• _Short exercise_
State how many lines of the records contain the string "during". Give the number alone.
------ Excerpted records
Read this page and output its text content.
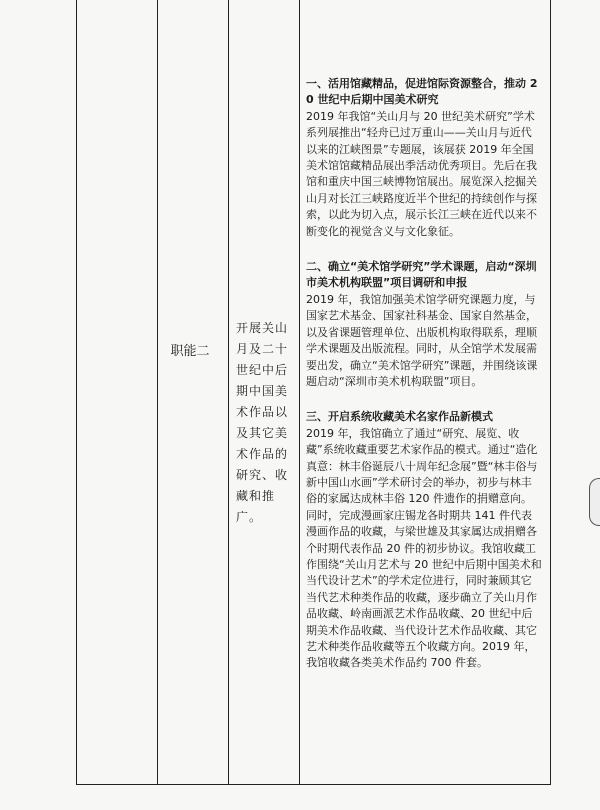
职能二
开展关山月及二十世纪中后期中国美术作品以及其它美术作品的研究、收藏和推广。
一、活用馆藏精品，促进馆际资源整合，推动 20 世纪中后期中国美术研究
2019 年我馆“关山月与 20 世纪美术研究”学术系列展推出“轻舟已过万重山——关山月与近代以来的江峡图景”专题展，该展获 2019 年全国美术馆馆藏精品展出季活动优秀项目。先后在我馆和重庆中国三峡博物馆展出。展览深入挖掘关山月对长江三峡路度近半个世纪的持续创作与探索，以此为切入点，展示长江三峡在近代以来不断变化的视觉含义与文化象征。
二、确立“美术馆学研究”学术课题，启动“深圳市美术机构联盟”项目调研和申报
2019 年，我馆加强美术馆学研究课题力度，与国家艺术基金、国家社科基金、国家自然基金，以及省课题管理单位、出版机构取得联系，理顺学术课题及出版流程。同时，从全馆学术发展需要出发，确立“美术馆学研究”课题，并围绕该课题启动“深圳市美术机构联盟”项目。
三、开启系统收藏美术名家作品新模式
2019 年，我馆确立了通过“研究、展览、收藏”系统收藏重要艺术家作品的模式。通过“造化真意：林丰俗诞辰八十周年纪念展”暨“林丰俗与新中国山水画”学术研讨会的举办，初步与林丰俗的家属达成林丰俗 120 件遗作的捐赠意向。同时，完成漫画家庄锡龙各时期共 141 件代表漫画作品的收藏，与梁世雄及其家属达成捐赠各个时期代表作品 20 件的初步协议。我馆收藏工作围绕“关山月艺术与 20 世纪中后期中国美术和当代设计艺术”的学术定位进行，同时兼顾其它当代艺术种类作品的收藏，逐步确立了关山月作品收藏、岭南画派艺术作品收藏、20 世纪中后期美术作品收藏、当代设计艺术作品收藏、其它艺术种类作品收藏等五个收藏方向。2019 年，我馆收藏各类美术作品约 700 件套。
------------
------ Excerpted records
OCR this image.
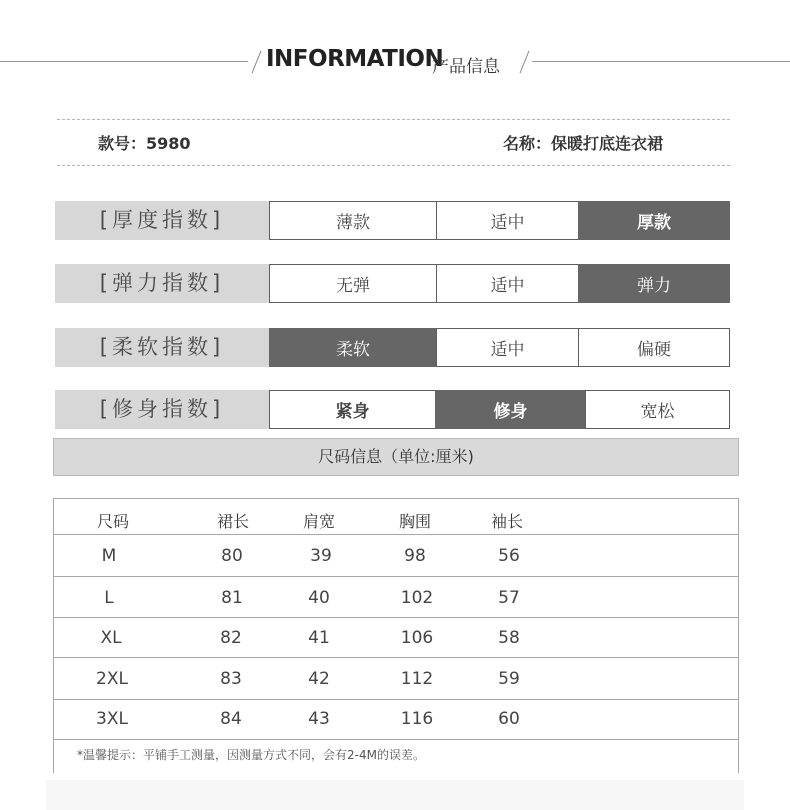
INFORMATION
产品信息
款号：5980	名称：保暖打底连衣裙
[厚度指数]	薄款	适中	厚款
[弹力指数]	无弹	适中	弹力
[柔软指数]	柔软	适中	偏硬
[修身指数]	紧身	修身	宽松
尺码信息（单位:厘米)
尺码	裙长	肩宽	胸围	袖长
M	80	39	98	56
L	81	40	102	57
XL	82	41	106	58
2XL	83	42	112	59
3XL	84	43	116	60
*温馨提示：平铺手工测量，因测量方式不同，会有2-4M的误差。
------------
------ Excerpted records
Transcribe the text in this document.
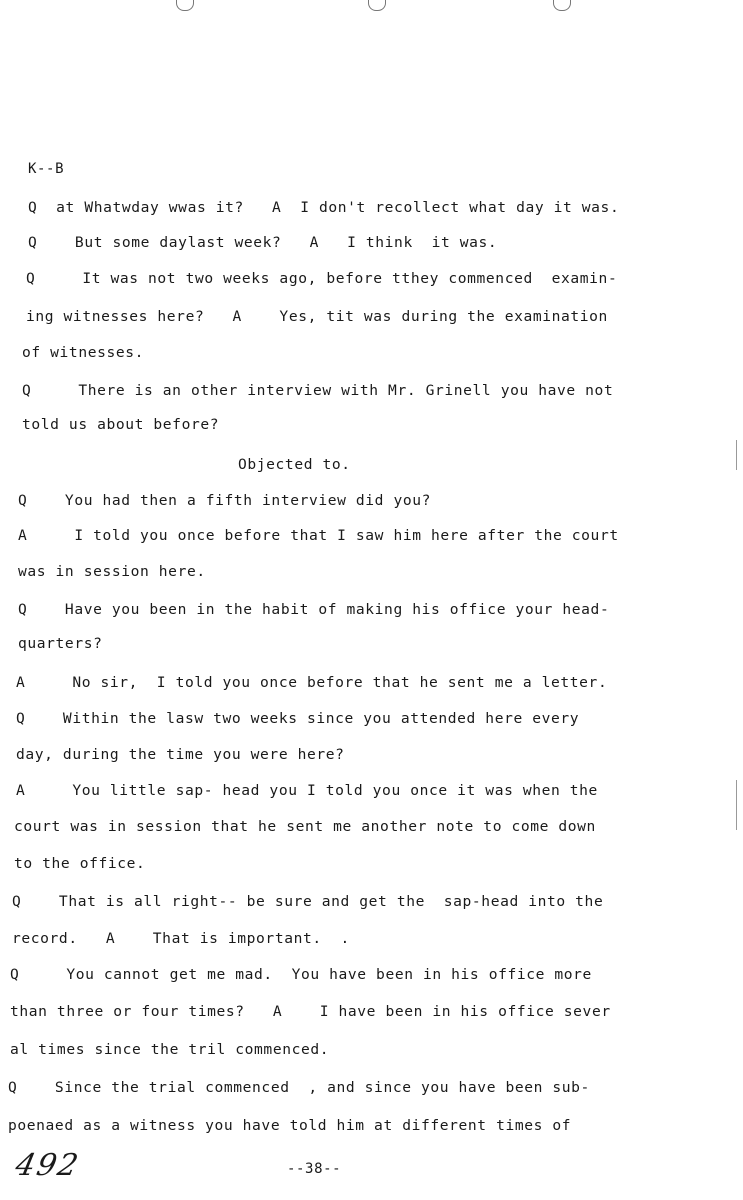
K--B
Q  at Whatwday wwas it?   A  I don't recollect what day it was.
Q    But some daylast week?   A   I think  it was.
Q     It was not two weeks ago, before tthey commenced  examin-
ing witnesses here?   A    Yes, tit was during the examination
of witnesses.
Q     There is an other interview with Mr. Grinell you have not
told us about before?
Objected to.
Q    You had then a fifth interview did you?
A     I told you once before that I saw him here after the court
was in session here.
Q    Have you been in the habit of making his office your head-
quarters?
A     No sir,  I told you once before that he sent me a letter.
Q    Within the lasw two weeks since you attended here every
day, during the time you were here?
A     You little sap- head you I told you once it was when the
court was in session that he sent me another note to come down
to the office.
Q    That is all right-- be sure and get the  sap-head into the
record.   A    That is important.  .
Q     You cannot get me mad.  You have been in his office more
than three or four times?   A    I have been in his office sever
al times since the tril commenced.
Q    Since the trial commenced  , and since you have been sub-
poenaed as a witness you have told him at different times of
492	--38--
------------
• _Task result_
2